[Extracted records]

════════════════════

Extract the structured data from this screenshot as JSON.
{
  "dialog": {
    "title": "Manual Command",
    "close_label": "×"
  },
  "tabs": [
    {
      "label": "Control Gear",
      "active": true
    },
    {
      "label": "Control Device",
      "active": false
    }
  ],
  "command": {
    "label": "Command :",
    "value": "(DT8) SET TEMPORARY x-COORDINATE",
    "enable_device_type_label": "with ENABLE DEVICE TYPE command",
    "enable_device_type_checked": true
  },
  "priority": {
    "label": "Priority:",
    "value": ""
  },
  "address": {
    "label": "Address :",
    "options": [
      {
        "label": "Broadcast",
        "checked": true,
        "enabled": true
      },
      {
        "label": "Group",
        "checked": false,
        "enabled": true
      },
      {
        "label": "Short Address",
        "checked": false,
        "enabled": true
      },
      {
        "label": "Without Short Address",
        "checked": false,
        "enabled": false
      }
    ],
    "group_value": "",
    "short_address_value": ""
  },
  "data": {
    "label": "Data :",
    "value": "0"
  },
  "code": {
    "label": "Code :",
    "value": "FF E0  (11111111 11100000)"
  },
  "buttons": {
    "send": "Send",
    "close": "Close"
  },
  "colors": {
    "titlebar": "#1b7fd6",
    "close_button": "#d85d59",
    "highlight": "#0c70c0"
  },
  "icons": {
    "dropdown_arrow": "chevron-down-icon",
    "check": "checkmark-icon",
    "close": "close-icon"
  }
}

════════════════════

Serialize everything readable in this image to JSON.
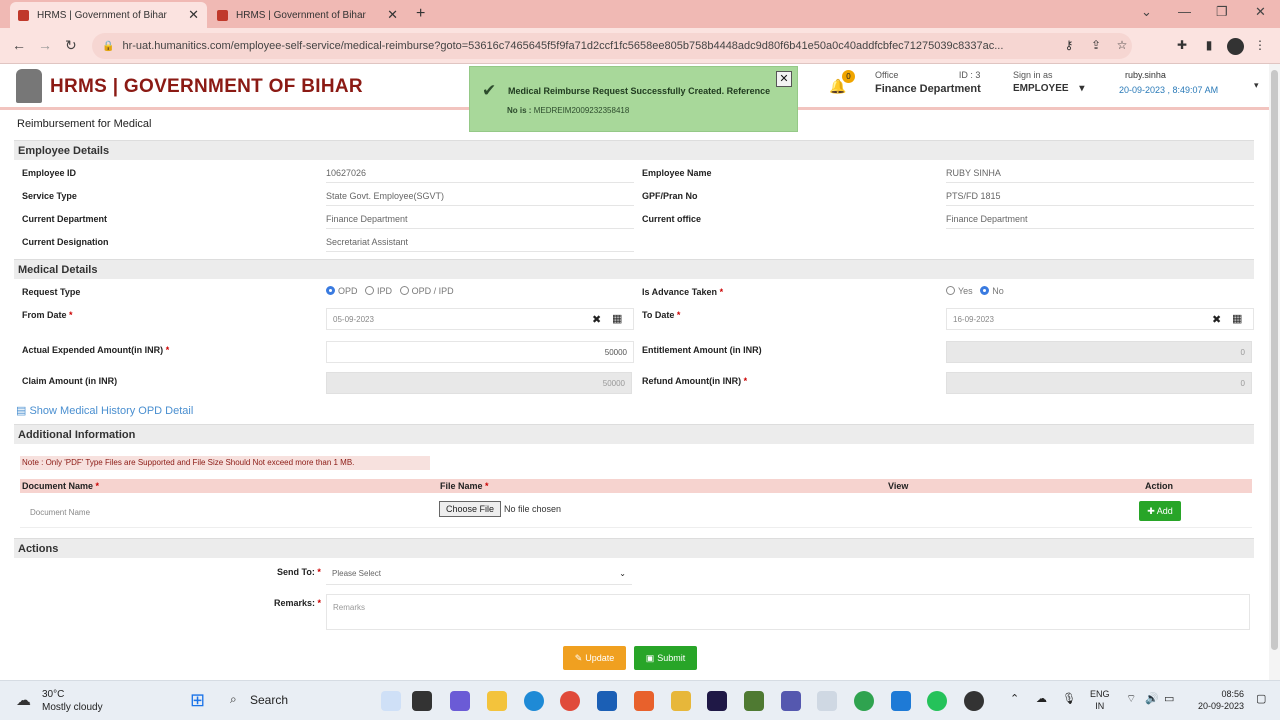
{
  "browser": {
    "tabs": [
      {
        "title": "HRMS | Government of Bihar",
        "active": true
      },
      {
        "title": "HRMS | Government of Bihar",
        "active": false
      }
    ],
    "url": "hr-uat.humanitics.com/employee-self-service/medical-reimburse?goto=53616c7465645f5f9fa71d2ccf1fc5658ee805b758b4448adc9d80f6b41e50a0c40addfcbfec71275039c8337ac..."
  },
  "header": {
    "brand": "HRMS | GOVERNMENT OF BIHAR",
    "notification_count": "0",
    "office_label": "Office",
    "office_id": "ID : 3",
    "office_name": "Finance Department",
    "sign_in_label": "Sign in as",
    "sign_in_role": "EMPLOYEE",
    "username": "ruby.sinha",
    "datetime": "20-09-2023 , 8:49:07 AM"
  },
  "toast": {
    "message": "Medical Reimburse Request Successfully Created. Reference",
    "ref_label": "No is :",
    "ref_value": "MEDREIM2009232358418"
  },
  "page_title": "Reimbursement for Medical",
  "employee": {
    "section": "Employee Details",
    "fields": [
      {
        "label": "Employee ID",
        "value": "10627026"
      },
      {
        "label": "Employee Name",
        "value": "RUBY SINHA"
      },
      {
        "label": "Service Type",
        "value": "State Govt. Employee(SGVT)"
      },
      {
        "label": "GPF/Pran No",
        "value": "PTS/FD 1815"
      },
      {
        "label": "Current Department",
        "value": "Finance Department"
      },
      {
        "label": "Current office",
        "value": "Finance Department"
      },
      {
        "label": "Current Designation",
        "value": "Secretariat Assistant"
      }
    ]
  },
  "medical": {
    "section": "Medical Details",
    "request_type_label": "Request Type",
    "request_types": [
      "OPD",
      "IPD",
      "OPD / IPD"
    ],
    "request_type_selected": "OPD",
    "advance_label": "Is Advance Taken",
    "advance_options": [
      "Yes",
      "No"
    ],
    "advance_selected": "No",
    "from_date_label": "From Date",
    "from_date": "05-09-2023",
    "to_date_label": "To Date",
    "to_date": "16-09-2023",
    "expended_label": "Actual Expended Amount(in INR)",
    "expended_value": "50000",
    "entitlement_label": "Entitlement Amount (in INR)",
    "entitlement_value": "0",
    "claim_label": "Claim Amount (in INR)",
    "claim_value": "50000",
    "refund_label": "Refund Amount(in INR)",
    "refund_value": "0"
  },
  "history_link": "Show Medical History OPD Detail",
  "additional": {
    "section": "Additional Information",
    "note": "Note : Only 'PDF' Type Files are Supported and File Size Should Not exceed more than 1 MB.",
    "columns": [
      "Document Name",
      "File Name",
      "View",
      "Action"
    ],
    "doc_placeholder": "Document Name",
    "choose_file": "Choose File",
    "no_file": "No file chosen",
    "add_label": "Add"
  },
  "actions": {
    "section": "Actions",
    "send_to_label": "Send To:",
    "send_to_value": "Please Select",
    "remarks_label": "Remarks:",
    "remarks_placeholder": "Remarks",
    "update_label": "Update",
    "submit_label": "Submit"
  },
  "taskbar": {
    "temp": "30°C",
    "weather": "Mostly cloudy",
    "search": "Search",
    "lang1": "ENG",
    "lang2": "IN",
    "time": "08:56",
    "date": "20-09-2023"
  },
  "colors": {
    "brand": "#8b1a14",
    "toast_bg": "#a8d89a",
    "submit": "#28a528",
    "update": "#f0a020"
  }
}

════════════════════

### PROBLEM TO WORK ON
Collect the lines of the records that include the string "this".

### WRITTEN ANSWER
Extract the structured data from this screenshot as JSON.
Serialize everything readable in this image to JSON.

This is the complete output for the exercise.